GIVEN RECORDS:
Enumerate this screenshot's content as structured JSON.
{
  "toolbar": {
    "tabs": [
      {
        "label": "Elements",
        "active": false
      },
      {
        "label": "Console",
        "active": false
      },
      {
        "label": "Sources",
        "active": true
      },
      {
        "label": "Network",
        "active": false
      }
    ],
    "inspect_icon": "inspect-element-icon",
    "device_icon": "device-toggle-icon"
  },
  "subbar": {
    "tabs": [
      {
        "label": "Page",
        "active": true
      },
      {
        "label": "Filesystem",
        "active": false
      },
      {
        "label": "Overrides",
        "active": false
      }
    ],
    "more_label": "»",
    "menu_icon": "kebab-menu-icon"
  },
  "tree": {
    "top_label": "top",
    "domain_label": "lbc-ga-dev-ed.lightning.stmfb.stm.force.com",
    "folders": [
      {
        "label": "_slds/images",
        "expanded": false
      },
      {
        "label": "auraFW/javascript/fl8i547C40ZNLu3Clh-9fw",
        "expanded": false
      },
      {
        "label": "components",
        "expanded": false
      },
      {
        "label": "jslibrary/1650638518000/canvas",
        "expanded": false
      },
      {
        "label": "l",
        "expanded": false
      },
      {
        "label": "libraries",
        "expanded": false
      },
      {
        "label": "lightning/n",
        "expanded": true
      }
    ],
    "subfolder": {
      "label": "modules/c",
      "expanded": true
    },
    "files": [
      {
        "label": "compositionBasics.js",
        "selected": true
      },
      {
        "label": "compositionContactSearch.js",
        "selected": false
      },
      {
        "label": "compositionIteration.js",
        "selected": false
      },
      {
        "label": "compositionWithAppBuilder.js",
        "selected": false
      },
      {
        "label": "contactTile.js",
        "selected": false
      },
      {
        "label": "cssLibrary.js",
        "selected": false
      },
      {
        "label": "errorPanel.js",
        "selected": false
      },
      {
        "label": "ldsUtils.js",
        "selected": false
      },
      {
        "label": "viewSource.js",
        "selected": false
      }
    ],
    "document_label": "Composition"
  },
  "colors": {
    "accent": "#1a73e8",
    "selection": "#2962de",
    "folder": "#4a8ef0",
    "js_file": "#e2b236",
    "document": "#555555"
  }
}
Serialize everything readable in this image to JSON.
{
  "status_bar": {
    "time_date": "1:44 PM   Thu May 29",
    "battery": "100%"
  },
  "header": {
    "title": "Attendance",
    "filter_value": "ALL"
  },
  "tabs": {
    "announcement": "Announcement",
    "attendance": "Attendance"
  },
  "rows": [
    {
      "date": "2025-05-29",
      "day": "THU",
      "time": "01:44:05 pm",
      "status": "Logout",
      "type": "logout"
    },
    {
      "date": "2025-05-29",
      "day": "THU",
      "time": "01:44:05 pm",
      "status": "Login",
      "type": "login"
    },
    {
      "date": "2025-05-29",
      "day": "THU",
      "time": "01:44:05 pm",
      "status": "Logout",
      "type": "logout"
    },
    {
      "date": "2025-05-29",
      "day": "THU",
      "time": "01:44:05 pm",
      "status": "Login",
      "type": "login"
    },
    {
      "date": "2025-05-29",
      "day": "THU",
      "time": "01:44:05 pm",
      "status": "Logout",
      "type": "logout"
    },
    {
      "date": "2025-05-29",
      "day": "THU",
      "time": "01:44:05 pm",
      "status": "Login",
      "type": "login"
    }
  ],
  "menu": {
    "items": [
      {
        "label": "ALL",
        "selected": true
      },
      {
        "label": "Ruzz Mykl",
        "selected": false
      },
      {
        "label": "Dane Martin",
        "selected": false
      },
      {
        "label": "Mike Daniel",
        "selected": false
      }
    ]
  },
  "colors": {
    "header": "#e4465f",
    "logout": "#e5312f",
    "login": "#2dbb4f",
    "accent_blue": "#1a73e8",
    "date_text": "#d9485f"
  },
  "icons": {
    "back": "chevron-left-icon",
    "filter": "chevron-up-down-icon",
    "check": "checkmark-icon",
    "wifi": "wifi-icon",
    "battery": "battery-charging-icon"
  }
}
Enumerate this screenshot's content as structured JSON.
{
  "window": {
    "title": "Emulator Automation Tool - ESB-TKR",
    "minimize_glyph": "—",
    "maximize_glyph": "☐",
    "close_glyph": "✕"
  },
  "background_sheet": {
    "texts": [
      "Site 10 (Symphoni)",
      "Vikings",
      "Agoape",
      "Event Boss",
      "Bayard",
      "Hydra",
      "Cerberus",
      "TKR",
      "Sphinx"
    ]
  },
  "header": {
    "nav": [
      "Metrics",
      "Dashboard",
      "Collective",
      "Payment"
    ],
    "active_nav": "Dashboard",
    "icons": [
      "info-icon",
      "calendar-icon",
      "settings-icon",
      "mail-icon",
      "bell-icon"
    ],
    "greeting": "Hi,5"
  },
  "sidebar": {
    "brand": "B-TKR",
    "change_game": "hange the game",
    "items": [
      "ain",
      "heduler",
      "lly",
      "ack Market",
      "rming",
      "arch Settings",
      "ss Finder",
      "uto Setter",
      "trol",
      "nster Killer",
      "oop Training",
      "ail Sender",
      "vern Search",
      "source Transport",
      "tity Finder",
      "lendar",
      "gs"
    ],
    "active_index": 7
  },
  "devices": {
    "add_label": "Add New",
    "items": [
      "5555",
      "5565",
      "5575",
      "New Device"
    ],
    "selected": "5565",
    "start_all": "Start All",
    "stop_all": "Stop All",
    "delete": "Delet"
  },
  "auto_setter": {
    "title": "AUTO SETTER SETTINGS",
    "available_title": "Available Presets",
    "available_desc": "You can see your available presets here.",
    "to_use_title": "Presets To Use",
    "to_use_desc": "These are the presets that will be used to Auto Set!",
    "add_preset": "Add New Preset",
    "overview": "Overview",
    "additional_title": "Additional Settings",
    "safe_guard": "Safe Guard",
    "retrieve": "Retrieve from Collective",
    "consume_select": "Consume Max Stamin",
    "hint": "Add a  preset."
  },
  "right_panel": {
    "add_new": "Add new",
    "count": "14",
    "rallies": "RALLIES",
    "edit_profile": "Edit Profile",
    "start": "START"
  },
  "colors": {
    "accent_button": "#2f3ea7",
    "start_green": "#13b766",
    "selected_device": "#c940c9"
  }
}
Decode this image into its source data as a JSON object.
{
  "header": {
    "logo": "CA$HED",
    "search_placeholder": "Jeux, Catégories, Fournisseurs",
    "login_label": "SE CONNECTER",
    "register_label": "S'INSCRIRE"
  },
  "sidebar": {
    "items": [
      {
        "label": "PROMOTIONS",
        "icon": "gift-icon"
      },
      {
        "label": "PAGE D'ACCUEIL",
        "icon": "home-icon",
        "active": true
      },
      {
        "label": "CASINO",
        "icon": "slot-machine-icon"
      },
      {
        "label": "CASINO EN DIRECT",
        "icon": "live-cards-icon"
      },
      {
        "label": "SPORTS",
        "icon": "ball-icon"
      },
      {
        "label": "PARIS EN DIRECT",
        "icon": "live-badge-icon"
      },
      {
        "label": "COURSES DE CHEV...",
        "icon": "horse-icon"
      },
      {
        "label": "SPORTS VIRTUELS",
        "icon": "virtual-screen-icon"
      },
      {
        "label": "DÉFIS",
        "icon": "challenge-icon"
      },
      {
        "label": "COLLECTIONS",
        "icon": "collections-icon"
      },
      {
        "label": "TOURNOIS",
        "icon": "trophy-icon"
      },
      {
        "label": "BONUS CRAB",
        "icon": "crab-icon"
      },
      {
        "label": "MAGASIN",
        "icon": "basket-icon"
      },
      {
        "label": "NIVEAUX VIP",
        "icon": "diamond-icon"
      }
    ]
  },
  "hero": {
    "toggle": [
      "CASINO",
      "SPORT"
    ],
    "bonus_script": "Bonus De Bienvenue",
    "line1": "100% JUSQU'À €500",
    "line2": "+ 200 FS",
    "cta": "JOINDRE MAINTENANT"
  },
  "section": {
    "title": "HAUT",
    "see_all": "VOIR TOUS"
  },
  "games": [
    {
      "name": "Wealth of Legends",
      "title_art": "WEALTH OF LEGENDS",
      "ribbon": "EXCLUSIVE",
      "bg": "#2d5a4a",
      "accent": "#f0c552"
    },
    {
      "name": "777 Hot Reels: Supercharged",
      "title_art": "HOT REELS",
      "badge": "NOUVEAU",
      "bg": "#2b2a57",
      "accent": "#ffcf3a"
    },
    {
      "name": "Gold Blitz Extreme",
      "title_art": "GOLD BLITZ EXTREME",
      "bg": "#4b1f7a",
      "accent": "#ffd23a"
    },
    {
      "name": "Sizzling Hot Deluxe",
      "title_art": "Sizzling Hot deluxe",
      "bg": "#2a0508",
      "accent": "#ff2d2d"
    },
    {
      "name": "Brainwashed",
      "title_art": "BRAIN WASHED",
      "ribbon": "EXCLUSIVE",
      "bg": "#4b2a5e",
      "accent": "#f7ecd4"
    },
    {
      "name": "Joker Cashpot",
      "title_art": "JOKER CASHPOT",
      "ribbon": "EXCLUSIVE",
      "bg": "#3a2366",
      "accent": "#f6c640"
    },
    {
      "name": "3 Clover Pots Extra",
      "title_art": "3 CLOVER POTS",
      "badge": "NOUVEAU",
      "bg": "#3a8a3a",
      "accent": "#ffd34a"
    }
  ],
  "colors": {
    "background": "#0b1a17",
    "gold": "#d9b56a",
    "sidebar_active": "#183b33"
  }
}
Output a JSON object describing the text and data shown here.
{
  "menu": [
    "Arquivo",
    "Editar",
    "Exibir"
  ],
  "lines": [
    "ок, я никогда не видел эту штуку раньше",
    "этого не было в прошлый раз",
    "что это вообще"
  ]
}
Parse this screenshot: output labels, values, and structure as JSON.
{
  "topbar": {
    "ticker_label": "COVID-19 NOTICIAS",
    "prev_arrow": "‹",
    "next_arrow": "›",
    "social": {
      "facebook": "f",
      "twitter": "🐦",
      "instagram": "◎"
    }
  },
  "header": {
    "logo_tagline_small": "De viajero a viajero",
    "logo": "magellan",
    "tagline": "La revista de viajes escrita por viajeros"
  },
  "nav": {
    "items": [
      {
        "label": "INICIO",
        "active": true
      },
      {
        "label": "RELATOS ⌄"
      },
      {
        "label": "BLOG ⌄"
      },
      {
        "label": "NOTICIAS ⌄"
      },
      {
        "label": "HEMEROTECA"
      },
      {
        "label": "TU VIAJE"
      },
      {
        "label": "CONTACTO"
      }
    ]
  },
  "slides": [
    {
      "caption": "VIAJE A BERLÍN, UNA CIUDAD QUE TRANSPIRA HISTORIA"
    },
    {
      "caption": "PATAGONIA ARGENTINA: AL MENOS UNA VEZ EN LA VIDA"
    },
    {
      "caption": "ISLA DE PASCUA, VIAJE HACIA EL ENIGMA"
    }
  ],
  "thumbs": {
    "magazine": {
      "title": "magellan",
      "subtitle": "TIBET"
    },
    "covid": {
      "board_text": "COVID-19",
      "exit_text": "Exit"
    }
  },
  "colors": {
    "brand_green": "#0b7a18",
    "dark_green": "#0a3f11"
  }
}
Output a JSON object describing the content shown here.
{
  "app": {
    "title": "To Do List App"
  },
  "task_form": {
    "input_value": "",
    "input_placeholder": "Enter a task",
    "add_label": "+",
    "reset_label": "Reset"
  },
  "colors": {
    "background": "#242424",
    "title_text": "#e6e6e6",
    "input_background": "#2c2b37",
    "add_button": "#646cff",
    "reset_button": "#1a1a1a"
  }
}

TASK TO COMPLETE:
Copy all lines from the entries that contain the word "battery".

ANSWER TO THE TASK:
    "battery": "100%"
    "battery": "battery-charging-icon"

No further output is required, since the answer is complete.